▶ **What you are asked to do**:
Only a number is expected: how many lines in the data below contain the word "الباري".

▶ **Material supplied**:
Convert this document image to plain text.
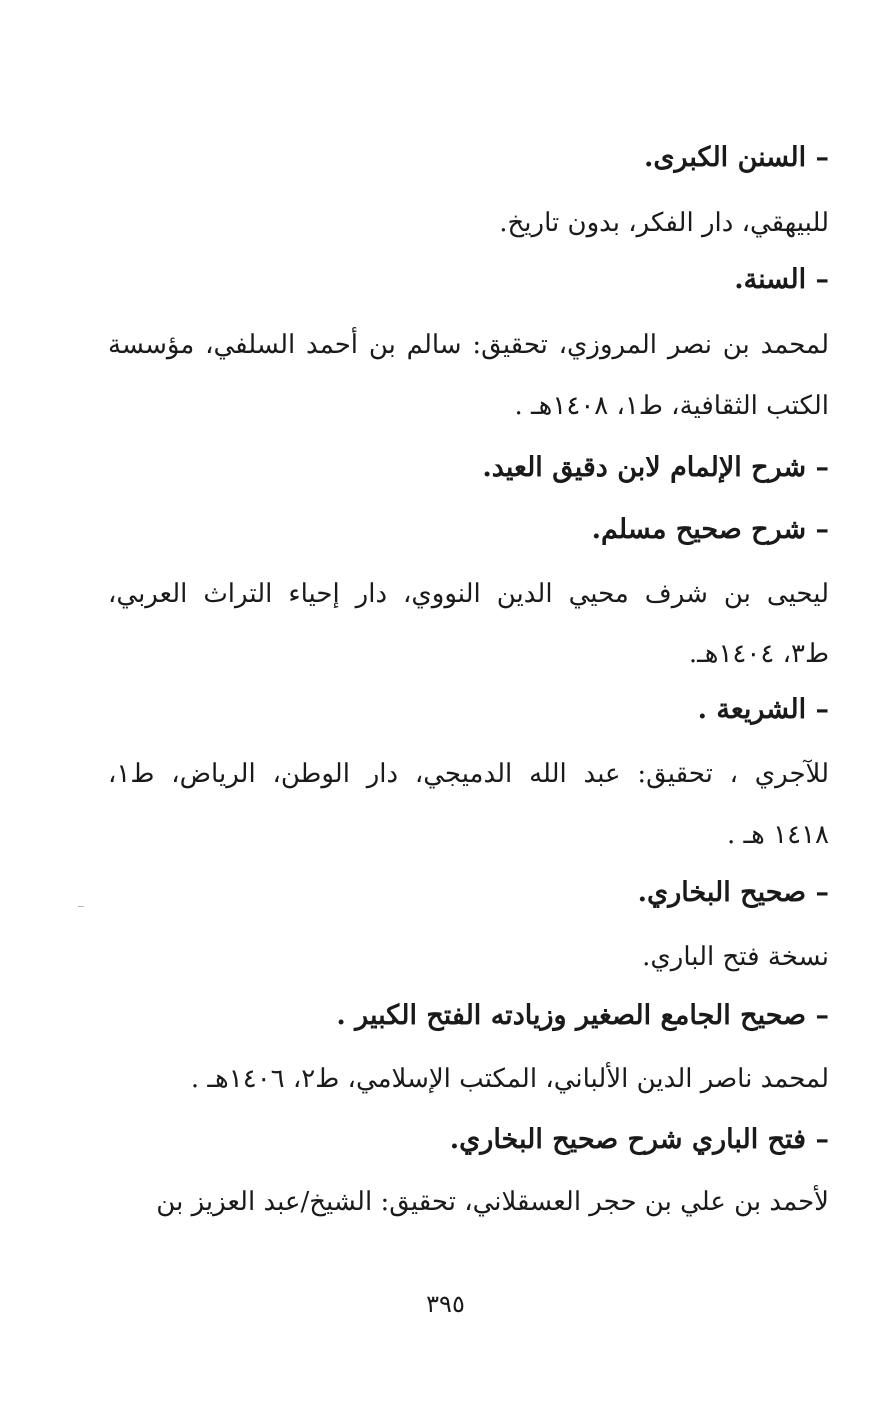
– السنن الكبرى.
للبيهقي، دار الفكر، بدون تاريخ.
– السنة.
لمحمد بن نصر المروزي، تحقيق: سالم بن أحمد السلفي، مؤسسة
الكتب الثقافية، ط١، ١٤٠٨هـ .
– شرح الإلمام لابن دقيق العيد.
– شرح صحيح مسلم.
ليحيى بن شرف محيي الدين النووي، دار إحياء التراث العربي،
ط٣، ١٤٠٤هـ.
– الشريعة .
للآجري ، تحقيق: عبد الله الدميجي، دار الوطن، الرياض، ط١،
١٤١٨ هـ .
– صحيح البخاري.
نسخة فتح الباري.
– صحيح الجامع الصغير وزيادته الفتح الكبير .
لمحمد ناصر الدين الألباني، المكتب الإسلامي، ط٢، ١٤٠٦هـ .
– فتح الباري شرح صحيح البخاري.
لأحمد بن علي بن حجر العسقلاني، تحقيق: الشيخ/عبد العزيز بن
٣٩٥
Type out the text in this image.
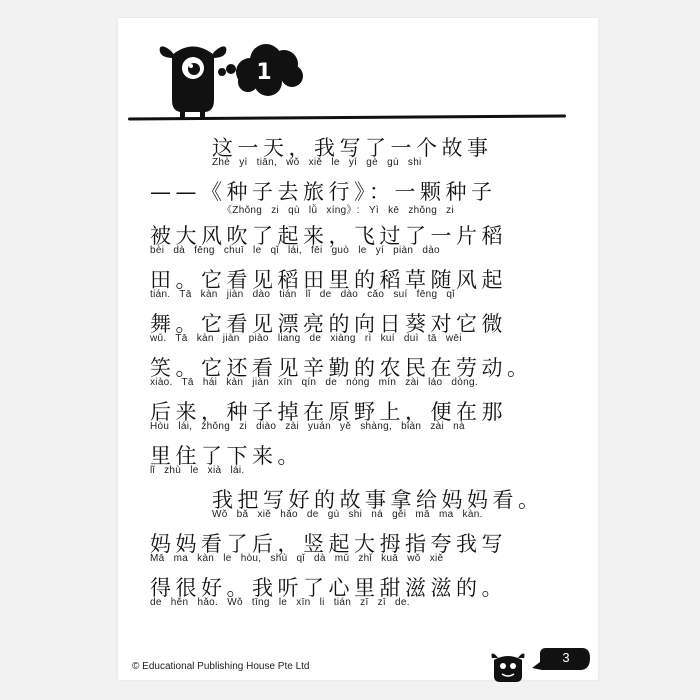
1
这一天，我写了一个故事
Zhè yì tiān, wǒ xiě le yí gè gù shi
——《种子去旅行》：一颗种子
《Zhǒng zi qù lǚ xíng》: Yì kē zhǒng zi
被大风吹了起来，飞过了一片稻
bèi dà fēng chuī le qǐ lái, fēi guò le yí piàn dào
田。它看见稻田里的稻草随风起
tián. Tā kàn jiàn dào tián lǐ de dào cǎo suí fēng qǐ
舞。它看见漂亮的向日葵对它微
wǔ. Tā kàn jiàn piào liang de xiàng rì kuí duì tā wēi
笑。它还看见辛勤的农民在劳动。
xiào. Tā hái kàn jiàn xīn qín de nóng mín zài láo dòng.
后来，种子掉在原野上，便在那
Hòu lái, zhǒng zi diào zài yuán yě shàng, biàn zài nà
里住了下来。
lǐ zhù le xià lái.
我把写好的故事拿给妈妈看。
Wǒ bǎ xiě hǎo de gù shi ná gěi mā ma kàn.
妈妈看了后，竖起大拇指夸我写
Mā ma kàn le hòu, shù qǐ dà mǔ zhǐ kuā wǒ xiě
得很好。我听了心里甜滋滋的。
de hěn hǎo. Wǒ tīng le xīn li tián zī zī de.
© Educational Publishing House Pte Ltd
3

▶ **Full response**:
2